Source data
..........

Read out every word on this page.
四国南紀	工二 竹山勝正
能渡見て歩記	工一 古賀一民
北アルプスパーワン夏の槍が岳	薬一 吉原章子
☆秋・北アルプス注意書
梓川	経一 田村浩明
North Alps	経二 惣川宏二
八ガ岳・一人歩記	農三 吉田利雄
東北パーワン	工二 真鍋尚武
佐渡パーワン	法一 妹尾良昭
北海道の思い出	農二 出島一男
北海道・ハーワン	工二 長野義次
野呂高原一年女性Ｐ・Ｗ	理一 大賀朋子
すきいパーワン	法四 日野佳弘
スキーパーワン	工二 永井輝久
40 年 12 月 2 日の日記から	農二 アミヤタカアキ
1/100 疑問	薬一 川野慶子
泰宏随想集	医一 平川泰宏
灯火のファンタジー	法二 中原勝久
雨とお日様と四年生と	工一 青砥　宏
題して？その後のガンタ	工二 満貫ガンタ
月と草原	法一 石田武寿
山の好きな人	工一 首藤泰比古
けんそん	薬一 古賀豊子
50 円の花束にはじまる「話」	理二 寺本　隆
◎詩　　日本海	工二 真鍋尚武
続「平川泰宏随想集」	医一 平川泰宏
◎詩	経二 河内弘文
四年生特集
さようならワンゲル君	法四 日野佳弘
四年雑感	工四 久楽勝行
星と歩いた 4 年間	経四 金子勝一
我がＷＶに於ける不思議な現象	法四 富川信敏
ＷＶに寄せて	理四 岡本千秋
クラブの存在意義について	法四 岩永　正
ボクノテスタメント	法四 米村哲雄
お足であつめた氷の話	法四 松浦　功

..........

• **Stated problem**
Transcribe the whole listing exactly.

• **Written reply**
Read out every word on this page.
四国南紀	工二 竹山勝正
能渡見て歩記	工一 古賀一民
北アルプスパーワン夏の槍が岳	薬一 吉原章子
☆秋・北アルプス注意書
梓川	経一 田村浩明
North Alps	経二 惣川宏二
八ガ岳・一人歩記	農三 吉田利雄
東北パーワン	工二 真鍋尚武
佐渡パーワン	法一 妹尾良昭
北海道の思い出	農二 出島一男
北海道・ハーワン	工二 長野義次
野呂高原一年女性Ｐ・Ｗ	理一 大賀朋子
すきいパーワン	法四 日野佳弘
スキーパーワン	工二 永井輝久
40 年 12 月 2 日の日記から	農二 アミヤタカアキ
1/100 疑問	薬一 川野慶子
泰宏随想集	医一 平川泰宏
灯火のファンタジー	法二 中原勝久
雨とお日様と四年生と	工一 青砥　宏
題して？その後のガンタ	工二 満貫ガンタ
月と草原	法一 石田武寿
山の好きな人	工一 首藤泰比古
けんそん	薬一 古賀豊子
50 円の花束にはじまる「話」	理二 寺本　隆
◎詩　　日本海	工二 真鍋尚武
続「平川泰宏随想集」	医一 平川泰宏
◎詩	経二 河内弘文
四年生特集
さようならワンゲル君	法四 日野佳弘
四年雑感	工四 久楽勝行
星と歩いた 4 年間	経四 金子勝一
我がＷＶに於ける不思議な現象	法四 富川信敏
ＷＶに寄せて	理四 岡本千秋
クラブの存在意義について	法四 岩永　正
ボクノテスタメント	法四 米村哲雄
お足であつめた氷の話	法四 松浦　功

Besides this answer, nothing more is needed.